## 本文
========

興行収入が10億ドルを突破、「ハリー・ポッター」最終作と肩を並べる世界的ヒットとなった公開中の米映画「トランスフォーマー/ダークサイド・ムーン」。シリーズ3作目で初めて3Dを採用した今作は、変形=トランスフォームする正義と悪のロボット生命体が、地球を舞台に人間をも巻き込んで人類の存亡をかけた戦いを繰り広げるというストーリーだ。

タイトル
かつて「李香蘭」こと山口淑子も舞台に立った上海のグランド・シアター(大光明電影院)で。朝7時台から早朝割引を求めてたくさんのお年寄りが「トランス・フォーマー」の看板の前に並んでいた

 中国では「変形金剛3」の名で7月21日に公開されたのだが、初日の興行収入が9120万元(1元=約12円)と公開初日の中国新記録を樹立した。その後も4日目までにで3億9400万元と1日1億元のペースをキープ。中国各紙やニュースサイトが同23日に発生した高速鉄道事故のニュースで埋め尽くされた7月下旬にあって唯一、華やかな話題を提供した。

========

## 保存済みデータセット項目
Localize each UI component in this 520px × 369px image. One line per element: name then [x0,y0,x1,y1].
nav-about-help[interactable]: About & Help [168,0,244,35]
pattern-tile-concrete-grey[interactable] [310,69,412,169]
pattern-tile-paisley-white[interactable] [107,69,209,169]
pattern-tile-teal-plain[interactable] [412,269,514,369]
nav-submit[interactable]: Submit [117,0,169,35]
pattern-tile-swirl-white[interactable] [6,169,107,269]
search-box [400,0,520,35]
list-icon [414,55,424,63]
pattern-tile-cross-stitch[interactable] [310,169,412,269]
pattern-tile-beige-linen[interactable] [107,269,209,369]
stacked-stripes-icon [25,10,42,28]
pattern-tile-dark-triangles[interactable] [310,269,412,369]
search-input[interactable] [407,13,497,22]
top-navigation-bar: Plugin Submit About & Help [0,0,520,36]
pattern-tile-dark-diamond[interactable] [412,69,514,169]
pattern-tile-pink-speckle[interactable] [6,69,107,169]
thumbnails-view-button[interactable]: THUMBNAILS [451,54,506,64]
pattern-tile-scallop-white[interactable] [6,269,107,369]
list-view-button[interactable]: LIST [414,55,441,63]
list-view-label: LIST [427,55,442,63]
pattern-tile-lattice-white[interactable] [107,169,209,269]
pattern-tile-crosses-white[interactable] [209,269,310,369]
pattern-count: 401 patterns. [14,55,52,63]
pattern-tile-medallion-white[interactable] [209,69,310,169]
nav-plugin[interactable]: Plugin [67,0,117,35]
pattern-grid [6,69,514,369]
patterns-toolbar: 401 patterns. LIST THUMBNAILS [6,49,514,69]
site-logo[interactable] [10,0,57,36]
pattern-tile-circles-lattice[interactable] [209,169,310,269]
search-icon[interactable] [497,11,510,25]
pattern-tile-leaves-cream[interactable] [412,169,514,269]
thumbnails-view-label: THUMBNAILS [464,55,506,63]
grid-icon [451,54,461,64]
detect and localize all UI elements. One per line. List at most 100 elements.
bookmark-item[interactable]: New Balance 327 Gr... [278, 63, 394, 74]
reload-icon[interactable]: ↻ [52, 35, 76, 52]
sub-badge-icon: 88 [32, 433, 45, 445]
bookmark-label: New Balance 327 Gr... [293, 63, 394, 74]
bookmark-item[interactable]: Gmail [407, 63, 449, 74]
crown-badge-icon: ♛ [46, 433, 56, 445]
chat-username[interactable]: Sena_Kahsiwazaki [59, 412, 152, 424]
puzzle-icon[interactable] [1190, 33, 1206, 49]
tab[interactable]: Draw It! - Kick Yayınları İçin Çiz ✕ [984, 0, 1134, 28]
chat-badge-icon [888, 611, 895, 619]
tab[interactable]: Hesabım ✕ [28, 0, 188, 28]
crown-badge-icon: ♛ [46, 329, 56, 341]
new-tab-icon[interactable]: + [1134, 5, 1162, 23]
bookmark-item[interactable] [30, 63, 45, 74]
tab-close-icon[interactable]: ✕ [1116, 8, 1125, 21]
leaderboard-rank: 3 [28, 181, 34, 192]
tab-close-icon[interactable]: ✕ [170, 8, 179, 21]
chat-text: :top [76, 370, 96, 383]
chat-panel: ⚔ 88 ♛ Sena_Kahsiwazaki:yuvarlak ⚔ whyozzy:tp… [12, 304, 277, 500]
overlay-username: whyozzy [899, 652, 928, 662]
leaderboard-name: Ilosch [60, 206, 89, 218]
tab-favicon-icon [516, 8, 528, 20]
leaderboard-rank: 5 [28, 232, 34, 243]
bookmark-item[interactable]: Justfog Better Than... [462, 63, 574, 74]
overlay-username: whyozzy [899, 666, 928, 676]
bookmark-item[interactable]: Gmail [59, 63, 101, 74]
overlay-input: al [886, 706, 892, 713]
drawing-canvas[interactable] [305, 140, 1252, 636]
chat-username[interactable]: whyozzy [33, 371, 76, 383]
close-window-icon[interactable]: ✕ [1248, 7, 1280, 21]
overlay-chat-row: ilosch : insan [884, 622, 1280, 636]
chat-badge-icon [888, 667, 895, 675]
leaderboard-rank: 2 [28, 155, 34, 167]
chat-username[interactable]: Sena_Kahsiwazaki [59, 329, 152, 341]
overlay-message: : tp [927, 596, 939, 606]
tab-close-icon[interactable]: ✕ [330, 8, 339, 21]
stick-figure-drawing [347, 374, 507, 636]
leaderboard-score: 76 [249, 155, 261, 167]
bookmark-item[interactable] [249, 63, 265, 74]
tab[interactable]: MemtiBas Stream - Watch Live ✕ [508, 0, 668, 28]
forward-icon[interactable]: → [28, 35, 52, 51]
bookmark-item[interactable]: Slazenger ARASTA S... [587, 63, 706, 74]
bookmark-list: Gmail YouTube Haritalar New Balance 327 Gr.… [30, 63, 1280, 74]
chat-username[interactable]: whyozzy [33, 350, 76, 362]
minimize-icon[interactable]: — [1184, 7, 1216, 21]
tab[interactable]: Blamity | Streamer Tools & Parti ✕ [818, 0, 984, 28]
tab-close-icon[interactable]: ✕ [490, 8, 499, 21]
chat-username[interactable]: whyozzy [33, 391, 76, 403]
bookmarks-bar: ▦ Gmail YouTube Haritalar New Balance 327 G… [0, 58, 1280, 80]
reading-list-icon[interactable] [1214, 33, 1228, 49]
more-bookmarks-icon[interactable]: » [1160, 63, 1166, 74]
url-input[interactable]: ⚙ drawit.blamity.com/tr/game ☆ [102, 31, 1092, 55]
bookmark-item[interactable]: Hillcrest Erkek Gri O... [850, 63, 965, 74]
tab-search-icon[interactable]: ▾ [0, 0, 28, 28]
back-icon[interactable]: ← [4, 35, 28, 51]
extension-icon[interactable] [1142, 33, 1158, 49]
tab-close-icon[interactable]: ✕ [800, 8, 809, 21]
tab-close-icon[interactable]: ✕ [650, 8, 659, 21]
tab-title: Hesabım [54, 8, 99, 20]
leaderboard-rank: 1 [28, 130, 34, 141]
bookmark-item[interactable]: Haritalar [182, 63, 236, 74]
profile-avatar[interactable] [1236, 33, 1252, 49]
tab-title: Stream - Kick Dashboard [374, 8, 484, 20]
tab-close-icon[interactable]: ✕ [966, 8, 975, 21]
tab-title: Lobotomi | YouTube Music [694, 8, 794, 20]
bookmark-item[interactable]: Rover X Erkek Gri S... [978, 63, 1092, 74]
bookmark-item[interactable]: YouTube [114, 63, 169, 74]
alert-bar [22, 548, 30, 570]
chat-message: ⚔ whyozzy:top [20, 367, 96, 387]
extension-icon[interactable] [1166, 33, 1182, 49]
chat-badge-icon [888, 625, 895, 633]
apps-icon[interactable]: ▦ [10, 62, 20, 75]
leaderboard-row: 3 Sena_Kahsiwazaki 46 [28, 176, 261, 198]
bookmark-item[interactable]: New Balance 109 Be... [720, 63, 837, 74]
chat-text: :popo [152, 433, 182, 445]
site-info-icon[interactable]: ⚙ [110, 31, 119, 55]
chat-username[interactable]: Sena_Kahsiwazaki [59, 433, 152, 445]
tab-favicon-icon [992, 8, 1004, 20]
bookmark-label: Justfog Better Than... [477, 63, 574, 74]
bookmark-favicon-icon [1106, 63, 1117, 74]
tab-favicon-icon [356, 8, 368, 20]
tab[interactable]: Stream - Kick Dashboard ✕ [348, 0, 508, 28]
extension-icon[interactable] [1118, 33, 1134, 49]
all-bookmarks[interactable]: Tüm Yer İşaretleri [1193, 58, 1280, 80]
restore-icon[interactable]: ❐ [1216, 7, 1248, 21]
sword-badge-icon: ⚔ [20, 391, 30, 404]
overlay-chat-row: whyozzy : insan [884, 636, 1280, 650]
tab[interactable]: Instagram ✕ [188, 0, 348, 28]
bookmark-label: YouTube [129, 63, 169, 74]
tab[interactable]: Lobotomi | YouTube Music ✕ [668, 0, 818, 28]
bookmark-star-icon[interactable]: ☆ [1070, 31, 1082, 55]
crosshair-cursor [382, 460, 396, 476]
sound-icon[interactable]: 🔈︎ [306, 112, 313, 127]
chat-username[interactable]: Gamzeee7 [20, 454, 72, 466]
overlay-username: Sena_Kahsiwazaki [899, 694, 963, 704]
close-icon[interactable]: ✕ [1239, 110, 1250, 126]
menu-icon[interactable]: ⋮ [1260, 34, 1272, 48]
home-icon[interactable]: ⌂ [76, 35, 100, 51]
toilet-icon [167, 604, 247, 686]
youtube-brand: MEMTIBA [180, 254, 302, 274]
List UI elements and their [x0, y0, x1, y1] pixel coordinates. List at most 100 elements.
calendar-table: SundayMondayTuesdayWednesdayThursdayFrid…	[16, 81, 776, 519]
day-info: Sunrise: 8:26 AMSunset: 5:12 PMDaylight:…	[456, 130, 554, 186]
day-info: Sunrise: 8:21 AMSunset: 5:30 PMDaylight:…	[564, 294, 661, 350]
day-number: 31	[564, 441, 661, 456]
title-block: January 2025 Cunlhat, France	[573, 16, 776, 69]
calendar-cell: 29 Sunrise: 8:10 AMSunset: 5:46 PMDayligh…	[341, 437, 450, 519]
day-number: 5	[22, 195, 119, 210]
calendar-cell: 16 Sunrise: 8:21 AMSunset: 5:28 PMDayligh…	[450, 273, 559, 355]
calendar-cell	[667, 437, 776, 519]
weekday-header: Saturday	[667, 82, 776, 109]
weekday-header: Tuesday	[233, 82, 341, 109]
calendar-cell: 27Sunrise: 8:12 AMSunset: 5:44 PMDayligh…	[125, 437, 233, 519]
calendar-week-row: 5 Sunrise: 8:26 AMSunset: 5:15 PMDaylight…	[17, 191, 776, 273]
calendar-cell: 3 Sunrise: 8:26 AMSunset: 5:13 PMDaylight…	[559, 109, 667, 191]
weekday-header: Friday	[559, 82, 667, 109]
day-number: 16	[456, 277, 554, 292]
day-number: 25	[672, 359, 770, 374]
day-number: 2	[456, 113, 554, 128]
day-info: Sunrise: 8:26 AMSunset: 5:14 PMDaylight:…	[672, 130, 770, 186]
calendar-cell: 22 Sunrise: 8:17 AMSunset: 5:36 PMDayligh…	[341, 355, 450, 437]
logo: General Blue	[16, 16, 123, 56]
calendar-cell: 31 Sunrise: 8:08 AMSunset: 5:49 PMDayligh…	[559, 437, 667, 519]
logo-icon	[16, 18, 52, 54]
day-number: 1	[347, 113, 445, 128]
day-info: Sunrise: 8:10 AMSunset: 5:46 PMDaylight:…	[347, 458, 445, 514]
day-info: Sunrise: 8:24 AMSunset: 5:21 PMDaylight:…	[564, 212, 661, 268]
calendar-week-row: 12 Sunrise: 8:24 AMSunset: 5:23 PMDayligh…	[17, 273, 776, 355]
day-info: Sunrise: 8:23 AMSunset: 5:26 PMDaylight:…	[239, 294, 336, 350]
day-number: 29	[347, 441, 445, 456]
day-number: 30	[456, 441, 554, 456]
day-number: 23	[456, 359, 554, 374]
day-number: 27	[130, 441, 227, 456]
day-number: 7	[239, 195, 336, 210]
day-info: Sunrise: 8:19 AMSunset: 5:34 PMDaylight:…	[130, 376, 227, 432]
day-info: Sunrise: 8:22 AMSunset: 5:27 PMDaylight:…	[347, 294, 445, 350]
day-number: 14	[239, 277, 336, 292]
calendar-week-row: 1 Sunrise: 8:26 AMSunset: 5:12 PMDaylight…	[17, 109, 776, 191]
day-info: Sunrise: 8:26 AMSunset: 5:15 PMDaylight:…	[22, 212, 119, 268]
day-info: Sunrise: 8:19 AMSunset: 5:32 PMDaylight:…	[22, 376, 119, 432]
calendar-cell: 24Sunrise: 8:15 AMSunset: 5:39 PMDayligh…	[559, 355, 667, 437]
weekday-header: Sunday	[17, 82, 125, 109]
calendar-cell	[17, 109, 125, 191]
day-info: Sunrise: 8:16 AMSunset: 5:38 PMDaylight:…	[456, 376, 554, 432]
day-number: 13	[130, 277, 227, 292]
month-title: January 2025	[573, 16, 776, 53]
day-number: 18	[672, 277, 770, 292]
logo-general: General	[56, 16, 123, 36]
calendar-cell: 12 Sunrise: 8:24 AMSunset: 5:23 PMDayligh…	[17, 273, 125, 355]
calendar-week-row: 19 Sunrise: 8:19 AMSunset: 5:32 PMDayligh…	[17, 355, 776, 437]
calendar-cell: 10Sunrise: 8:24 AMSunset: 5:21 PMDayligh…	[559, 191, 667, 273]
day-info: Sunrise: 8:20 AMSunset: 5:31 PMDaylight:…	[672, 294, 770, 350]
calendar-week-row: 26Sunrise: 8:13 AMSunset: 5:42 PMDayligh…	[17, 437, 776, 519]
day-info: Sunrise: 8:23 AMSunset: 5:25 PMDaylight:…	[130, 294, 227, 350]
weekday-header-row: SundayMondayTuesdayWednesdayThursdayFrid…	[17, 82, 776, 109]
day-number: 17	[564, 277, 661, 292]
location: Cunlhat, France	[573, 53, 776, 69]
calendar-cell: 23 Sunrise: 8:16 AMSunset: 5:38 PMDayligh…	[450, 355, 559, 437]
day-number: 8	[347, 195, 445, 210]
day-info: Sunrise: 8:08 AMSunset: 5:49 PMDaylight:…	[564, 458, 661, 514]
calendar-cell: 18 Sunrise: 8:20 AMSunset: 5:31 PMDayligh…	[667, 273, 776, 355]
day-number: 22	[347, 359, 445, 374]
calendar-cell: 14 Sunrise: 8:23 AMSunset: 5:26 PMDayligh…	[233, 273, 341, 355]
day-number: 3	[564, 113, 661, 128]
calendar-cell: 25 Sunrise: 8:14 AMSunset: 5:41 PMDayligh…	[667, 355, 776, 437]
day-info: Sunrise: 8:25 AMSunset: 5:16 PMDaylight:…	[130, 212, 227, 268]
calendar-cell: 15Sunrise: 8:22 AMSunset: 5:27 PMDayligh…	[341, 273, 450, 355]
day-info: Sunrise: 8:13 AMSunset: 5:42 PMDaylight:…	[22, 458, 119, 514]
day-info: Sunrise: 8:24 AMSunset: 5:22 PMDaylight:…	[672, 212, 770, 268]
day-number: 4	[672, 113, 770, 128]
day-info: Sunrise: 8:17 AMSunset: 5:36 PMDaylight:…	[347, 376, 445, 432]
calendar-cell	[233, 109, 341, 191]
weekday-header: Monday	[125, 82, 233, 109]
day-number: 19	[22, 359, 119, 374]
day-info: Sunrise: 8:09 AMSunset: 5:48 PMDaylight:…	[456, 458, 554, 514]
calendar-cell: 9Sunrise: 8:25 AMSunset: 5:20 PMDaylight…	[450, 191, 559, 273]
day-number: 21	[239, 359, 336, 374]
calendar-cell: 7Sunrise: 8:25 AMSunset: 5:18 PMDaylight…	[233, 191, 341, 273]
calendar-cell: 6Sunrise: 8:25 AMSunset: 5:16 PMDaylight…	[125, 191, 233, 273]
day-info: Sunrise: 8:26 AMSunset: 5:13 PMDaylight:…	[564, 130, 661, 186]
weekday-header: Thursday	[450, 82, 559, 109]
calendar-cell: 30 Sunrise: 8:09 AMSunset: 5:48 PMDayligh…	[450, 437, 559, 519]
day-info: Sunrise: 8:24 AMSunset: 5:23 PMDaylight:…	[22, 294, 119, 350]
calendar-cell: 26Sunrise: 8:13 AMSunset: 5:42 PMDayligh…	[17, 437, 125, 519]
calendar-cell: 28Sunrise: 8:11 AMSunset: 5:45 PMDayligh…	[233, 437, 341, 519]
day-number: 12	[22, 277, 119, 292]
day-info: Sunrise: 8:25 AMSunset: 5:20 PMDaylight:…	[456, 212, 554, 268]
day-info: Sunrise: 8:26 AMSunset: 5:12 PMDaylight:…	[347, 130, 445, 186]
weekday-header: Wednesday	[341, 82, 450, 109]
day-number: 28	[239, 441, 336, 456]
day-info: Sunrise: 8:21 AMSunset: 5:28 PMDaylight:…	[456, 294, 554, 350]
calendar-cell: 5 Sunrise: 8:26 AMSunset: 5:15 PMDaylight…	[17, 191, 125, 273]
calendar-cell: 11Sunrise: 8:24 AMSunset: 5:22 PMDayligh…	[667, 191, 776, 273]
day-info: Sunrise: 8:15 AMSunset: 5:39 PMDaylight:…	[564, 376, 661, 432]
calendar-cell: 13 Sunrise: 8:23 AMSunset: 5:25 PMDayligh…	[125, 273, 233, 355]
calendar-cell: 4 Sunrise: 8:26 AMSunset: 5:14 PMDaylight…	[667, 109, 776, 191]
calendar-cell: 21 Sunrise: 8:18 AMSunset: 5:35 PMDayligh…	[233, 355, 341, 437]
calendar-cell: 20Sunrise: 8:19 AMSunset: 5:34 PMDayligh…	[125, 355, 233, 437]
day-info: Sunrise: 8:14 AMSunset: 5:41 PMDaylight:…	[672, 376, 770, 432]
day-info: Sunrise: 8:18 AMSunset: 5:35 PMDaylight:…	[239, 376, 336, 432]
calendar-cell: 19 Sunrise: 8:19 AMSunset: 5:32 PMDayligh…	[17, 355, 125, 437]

========

## 問題
「トランスフォーマー/ダークサイド・ムーン」の中国公開を伝える本文について、最後の文の後から続きを書き進めなさい。

## 解答欄
 月が変わって8月1日、中国のニュースサイト産業面に、こんな見出しが躍っているのを発見した。

「フォックスコン、変形金剛を全力で推進」

 電子機器受託生産(EMS)世界最大手の台湾FOXCONN(フォックスコン=鴻海)社と変形金剛、すなわちトランスフォーマーとは、はて奇妙な取り合わせだと記事を読んでみると、同社が生産ラインに産業用ロボットを導入し自動化の推進を計画していることを伝えた記事だということが分かった。

 産業用ロボットのことを中国語では普通「機器人」と書くのだが、少しでも多く読者の注目を集めたい編集者が、トランスフォーマーの大ヒットの力を借りようとしたのだろう。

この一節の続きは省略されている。